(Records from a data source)

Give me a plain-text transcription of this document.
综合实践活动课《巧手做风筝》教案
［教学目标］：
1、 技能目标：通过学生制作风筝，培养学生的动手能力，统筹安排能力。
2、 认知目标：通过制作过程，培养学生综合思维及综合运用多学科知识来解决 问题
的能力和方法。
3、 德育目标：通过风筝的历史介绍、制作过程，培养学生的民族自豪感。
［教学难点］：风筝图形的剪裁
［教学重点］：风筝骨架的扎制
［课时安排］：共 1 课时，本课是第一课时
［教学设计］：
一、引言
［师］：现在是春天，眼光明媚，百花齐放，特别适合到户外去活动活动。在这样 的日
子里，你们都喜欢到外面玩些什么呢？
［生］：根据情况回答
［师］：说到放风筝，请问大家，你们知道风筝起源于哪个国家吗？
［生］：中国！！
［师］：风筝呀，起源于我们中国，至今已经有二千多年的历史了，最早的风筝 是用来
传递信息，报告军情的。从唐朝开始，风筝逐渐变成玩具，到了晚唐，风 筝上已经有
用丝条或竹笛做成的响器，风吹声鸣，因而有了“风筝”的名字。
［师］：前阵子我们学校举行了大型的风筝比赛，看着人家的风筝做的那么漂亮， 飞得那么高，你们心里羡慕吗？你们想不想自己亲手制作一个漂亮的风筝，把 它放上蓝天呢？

==

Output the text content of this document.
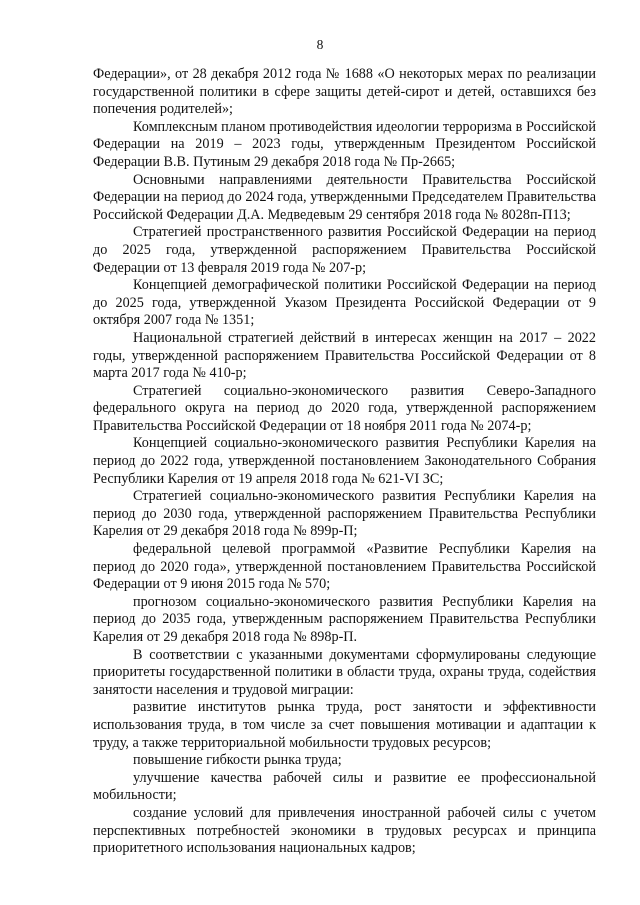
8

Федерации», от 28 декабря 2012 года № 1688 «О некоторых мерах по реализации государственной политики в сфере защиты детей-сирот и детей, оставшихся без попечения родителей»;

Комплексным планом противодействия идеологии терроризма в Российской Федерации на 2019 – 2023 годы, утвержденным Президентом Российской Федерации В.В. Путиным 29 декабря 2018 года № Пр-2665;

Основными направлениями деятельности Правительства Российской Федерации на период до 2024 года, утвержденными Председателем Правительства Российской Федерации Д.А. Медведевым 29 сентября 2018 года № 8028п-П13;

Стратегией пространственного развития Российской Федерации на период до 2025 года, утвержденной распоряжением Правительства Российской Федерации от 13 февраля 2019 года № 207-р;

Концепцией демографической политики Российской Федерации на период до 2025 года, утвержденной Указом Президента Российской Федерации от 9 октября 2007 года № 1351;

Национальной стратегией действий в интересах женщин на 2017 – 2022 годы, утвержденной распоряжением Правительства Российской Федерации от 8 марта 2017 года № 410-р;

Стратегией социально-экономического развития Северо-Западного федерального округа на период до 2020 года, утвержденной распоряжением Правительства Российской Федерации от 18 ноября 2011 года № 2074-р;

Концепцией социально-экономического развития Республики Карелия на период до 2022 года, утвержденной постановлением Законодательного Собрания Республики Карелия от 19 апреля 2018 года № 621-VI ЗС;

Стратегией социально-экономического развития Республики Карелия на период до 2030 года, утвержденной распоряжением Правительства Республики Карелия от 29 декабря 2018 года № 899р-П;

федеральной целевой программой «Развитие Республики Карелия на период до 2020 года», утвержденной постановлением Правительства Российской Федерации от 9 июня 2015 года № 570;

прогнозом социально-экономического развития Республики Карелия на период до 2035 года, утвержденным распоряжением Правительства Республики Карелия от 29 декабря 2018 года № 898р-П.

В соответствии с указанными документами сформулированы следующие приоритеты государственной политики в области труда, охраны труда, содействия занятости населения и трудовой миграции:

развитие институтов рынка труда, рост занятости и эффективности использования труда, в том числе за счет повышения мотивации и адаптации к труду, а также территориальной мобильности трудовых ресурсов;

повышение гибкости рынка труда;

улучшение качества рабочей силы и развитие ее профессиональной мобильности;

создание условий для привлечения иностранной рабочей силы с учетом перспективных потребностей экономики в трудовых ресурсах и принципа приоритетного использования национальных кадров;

_Goal_: Find the string "трудовых" in the records, then copy each line where it occurs.

_Expected answer_:
развитие институтов рынка труда, рост занятости и эффективности использования труда, в том числе за счет повышения мотивации и адаптации к труду, а также территориальной мобильности трудовых ресурсов;
создание условий для привлечения иностранной рабочей силы с учетом перспективных потребностей экономики в трудовых ресурсах и принципа приоритетного использования национальных кадров;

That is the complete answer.